> **WHAT YOU ARE ASKED TO DO**: Edit the lines below so that every instance of "heart-icon" becomes "like-icon", keeping everything else the same.

Element and region data:
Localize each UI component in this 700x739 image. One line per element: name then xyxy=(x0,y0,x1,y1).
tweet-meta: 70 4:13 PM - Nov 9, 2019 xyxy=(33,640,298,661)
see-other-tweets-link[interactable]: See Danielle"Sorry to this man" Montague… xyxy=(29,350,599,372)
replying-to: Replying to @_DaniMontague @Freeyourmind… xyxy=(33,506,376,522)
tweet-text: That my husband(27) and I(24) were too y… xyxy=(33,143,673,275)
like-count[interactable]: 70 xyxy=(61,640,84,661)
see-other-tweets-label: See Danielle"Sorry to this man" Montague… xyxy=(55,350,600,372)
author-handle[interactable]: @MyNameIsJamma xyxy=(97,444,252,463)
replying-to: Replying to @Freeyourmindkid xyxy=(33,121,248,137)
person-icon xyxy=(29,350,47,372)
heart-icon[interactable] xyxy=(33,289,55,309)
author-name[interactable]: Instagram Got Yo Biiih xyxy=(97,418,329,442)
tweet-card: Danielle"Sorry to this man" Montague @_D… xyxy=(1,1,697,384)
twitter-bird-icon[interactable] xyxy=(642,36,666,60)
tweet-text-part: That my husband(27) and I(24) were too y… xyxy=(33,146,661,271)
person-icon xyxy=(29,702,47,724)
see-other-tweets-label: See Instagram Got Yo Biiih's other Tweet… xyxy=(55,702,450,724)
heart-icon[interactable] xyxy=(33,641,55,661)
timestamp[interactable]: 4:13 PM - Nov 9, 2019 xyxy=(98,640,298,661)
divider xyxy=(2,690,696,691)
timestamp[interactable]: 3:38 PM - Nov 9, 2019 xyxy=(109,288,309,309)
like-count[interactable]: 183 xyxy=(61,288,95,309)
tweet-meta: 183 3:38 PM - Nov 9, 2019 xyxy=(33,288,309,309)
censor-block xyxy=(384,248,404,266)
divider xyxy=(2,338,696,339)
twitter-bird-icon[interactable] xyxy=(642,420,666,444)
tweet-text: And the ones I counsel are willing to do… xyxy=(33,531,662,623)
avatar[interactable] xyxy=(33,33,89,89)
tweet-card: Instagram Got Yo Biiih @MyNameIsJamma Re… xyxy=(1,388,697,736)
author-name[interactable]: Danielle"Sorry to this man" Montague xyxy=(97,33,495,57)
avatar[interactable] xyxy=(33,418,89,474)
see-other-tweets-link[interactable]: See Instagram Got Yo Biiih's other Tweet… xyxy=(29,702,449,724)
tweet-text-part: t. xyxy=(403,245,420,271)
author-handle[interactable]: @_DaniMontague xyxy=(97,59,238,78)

> **FINISHED ANSWER**:
Localize each UI component in this 700x739 image. One line per element: name then xyxy=(x0,y0,x1,y1).
tweet-meta: 70 4:13 PM - Nov 9, 2019 xyxy=(33,640,298,661)
see-other-tweets-link[interactable]: See Danielle"Sorry to this man" Montague… xyxy=(29,350,599,372)
replying-to: Replying to @_DaniMontague @Freeyourmind… xyxy=(33,506,376,522)
tweet-text: That my husband(27) and I(24) were too y… xyxy=(33,143,673,275)
like-count[interactable]: 70 xyxy=(61,640,84,661)
see-other-tweets-label: See Danielle"Sorry to this man" Montague… xyxy=(55,350,600,372)
author-handle[interactable]: @MyNameIsJamma xyxy=(97,444,252,463)
replying-to: Replying to @Freeyourmindkid xyxy=(33,121,248,137)
person-icon xyxy=(29,350,47,372)
like-icon[interactable] xyxy=(33,289,55,309)
author-name[interactable]: Instagram Got Yo Biiih xyxy=(97,418,329,442)
tweet-card: Danielle"Sorry to this man" Montague @_D… xyxy=(1,1,697,384)
twitter-bird-icon[interactable] xyxy=(642,36,666,60)
tweet-text-part: That my husband(27) and I(24) were too y… xyxy=(33,146,661,271)
person-icon xyxy=(29,702,47,724)
see-other-tweets-label: See Instagram Got Yo Biiih's other Tweet… xyxy=(55,702,450,724)
like-icon[interactable] xyxy=(33,641,55,661)
timestamp[interactable]: 4:13 PM - Nov 9, 2019 xyxy=(98,640,298,661)
divider xyxy=(2,690,696,691)
timestamp[interactable]: 3:38 PM - Nov 9, 2019 xyxy=(109,288,309,309)
like-count[interactable]: 183 xyxy=(61,288,95,309)
tweet-meta: 183 3:38 PM - Nov 9, 2019 xyxy=(33,288,309,309)
censor-block xyxy=(384,248,404,266)
divider xyxy=(2,338,696,339)
twitter-bird-icon[interactable] xyxy=(642,420,666,444)
tweet-text: And the ones I counsel are willing to do… xyxy=(33,531,662,623)
avatar[interactable] xyxy=(33,33,89,89)
tweet-card: Instagram Got Yo Biiih @MyNameIsJamma Re… xyxy=(1,388,697,736)
author-name[interactable]: Danielle"Sorry to this man" Montague xyxy=(97,33,495,57)
avatar[interactable] xyxy=(33,418,89,474)
see-other-tweets-link[interactable]: See Instagram Got Yo Biiih's other Tweet… xyxy=(29,702,449,724)
tweet-text-part: t. xyxy=(403,245,420,271)
author-handle[interactable]: @_DaniMontague xyxy=(97,59,238,78)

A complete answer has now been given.